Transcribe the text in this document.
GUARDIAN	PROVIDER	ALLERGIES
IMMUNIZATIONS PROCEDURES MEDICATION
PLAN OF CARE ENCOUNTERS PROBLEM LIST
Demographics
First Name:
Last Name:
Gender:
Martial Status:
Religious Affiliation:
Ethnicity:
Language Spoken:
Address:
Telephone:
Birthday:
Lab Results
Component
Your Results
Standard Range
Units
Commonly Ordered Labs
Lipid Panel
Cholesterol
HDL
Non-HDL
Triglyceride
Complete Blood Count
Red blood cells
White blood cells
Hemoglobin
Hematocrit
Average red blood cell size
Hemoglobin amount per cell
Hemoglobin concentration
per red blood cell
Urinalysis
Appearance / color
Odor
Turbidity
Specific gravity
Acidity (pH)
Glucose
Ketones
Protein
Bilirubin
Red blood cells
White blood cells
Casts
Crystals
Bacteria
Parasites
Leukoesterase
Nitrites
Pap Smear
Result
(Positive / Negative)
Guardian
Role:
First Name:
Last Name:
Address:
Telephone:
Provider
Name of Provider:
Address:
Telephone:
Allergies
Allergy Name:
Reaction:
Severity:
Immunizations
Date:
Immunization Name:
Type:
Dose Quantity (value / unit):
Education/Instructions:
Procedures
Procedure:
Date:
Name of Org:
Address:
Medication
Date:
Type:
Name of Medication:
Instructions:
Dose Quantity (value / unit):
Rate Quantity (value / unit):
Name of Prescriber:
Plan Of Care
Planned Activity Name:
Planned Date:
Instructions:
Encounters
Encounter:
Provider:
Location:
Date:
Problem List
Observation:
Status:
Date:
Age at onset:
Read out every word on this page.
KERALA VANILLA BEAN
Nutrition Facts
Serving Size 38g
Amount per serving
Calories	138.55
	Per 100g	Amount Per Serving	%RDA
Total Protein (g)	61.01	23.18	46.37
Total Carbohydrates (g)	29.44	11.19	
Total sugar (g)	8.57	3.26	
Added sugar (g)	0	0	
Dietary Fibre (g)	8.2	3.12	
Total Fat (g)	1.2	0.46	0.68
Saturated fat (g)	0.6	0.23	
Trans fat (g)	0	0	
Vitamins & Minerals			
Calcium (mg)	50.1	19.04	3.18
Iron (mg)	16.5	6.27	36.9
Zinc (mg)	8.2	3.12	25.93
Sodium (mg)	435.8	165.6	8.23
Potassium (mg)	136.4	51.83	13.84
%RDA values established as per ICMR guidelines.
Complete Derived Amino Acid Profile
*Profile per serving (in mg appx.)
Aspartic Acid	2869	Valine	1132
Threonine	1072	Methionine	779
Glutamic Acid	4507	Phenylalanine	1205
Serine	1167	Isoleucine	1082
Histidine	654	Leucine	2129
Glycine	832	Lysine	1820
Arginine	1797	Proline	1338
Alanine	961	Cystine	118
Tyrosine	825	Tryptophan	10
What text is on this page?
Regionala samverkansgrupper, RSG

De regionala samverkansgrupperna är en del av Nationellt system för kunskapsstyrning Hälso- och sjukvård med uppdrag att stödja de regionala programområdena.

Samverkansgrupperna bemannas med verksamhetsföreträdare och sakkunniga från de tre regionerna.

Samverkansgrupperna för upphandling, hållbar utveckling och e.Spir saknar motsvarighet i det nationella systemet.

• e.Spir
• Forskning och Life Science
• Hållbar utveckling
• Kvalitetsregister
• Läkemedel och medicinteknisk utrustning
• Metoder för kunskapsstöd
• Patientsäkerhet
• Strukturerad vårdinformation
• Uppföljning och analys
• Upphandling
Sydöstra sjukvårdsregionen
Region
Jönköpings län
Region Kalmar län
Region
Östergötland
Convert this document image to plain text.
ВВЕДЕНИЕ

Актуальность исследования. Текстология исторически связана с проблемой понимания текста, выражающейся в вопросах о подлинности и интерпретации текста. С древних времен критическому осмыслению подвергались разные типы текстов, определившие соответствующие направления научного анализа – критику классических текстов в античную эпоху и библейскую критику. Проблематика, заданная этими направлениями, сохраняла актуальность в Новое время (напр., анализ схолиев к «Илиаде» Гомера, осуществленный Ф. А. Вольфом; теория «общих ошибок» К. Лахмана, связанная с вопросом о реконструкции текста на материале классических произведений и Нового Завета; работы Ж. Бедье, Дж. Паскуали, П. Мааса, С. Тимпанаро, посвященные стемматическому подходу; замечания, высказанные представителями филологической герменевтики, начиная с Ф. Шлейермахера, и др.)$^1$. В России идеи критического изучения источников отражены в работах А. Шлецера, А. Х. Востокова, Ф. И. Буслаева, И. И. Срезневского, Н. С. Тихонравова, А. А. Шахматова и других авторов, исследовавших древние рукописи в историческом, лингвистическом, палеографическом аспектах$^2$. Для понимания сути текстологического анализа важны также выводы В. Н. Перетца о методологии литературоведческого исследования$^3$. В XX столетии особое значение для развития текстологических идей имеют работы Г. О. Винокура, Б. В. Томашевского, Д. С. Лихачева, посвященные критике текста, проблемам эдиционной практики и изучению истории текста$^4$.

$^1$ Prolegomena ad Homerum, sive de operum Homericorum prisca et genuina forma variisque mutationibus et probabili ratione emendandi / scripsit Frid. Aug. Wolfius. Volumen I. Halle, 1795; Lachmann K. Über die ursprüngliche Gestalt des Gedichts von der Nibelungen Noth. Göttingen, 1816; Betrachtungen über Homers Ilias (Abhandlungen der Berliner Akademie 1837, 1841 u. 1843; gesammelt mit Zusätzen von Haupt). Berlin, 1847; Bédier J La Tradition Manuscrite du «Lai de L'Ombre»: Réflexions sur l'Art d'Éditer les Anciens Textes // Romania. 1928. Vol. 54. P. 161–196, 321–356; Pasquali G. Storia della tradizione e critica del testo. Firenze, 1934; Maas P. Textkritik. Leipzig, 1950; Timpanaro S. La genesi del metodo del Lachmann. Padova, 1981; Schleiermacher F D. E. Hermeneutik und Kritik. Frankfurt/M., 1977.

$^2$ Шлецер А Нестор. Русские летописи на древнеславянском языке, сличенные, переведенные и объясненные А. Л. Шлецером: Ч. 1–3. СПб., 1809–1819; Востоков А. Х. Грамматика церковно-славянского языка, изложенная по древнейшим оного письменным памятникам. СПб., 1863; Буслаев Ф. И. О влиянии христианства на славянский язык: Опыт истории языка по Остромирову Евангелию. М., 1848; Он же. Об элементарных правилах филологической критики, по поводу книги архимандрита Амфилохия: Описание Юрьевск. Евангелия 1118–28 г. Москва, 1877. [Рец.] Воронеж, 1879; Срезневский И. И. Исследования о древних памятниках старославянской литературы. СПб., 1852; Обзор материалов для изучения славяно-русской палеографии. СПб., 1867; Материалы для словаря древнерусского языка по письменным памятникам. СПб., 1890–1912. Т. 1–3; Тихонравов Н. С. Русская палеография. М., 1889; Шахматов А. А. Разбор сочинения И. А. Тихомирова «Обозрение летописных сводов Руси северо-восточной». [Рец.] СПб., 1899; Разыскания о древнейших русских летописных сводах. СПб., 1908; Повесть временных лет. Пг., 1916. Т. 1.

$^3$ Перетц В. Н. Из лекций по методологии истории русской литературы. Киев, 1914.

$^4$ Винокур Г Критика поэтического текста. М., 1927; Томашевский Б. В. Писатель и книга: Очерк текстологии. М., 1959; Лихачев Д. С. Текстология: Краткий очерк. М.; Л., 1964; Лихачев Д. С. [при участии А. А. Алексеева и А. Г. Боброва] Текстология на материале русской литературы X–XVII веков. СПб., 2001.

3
#####
TASK PROMPT: Filter the material for the word "Profile" and copy each matching line.

FINAL ANSWER:
Complete Derived Amino Acid Profile
*Profile per serving (in mg appx.)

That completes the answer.